- Instruction
Search the data below for the word "Paul" and copy each line that holds it.

- Input rows
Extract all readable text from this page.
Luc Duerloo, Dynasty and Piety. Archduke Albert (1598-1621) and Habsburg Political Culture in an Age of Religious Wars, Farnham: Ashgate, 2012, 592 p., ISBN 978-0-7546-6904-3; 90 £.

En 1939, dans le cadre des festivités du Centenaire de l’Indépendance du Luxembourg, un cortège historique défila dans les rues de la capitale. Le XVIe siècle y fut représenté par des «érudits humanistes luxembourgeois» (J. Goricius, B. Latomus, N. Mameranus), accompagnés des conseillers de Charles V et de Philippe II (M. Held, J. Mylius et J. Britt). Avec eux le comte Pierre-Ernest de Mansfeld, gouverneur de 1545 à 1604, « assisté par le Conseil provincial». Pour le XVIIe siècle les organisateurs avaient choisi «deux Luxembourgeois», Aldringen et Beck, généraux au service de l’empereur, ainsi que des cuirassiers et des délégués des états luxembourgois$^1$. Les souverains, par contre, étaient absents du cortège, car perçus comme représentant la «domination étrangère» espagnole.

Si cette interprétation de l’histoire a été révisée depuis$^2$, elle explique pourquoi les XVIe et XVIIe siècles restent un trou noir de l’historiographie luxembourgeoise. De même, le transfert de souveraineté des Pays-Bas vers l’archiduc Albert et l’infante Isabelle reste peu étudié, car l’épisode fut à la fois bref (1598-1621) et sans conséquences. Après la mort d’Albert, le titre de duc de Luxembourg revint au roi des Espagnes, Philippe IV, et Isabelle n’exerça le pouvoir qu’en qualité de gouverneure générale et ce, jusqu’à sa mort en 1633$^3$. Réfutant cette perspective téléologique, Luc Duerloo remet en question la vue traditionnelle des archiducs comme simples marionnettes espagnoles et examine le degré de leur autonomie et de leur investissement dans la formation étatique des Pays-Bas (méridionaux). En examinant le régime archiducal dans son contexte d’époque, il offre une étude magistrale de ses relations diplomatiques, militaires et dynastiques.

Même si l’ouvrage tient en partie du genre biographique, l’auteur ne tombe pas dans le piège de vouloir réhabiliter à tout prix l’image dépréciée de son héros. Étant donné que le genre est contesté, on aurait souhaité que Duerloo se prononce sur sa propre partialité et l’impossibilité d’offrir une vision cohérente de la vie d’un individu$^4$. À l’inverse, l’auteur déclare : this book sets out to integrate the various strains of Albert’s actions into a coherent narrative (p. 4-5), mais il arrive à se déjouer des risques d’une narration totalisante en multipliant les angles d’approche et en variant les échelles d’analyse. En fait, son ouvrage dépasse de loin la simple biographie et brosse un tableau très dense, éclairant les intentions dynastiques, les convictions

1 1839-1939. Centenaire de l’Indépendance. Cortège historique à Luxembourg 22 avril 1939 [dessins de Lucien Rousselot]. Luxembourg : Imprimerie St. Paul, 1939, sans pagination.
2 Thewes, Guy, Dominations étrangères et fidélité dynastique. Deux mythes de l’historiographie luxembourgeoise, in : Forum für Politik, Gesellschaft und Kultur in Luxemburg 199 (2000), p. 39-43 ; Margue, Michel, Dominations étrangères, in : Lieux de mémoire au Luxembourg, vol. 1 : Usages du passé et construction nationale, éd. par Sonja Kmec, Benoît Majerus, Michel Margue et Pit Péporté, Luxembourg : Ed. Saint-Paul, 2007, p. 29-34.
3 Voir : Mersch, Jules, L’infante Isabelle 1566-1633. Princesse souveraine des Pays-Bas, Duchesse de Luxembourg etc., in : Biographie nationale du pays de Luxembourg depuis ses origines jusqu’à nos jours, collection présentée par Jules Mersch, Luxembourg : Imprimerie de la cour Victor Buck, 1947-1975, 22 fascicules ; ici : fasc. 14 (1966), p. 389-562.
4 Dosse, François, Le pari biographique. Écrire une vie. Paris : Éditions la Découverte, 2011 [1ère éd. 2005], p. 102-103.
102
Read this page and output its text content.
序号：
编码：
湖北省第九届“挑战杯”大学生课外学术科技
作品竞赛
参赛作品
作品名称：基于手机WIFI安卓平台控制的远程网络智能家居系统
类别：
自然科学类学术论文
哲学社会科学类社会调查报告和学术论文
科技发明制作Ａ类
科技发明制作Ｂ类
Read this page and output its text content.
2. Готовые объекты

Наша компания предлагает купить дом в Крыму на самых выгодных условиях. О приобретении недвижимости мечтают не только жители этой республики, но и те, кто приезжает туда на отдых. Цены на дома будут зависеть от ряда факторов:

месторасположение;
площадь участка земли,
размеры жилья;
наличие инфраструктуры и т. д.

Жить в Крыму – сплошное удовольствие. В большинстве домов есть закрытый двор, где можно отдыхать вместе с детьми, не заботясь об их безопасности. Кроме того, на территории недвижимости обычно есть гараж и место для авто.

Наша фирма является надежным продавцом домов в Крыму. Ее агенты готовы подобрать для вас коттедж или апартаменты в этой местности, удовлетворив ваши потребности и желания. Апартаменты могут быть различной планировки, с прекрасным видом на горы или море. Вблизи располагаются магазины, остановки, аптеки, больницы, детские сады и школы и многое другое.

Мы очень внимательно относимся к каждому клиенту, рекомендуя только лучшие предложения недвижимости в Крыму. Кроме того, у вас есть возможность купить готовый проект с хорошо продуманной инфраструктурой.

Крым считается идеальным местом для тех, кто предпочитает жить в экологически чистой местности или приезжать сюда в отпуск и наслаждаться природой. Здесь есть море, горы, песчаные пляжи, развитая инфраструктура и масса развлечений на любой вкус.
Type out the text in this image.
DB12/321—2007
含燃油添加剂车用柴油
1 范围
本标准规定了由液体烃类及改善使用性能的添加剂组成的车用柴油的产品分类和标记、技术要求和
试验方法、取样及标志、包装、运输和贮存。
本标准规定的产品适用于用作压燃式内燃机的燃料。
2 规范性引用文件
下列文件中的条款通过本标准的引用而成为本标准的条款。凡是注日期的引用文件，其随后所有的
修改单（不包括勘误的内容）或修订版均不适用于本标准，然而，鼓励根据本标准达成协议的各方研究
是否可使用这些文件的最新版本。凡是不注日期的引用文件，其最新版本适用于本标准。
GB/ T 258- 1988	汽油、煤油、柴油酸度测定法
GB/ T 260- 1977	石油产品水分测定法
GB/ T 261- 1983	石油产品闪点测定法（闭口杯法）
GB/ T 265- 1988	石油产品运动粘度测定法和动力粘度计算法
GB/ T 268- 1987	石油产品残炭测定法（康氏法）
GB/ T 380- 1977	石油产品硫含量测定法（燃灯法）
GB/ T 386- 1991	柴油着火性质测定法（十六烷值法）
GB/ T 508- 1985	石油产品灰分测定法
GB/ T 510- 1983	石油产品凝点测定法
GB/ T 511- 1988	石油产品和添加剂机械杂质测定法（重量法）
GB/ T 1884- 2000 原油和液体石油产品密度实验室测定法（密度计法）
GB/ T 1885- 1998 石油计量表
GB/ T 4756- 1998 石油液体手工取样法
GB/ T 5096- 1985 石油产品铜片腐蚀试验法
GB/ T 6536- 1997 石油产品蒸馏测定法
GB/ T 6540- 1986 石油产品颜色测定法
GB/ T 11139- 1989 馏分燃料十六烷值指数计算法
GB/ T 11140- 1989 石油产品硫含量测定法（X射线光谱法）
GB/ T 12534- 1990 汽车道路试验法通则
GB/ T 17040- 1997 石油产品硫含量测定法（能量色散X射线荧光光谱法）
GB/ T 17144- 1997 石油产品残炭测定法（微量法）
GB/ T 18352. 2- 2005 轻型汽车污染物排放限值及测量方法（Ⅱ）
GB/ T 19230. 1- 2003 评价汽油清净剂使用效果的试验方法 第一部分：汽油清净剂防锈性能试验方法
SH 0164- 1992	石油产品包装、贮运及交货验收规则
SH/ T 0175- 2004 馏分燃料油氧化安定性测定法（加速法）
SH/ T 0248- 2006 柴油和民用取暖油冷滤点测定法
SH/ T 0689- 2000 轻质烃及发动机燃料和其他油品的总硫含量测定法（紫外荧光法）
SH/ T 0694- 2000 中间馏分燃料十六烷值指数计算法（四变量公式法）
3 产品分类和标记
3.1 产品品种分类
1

- Final result
1 1839-1939. Centenaire de l’Indépendance. Cortège historique à Luxembourg 22 avril 1939 [dessins de Lucien Rousselot]. Luxembourg : Imprimerie St. Paul, 1939, sans pagination.
2 Thewes, Guy, Dominations étrangères et fidélité dynastique. Deux mythes de l’historiographie luxembourgeoise, in : Forum für Politik, Gesellschaft und Kultur in Luxemburg 199 (2000), p. 39-43 ; Margue, Michel, Dominations étrangères, in : Lieux de mémoire au Luxembourg, vol. 1 : Usages du passé et construction nationale, éd. par Sonja Kmec, Benoît Majerus, Michel Margue et Pit Péporté, Luxembourg : Ed. Saint-Paul, 2007, p. 29-34.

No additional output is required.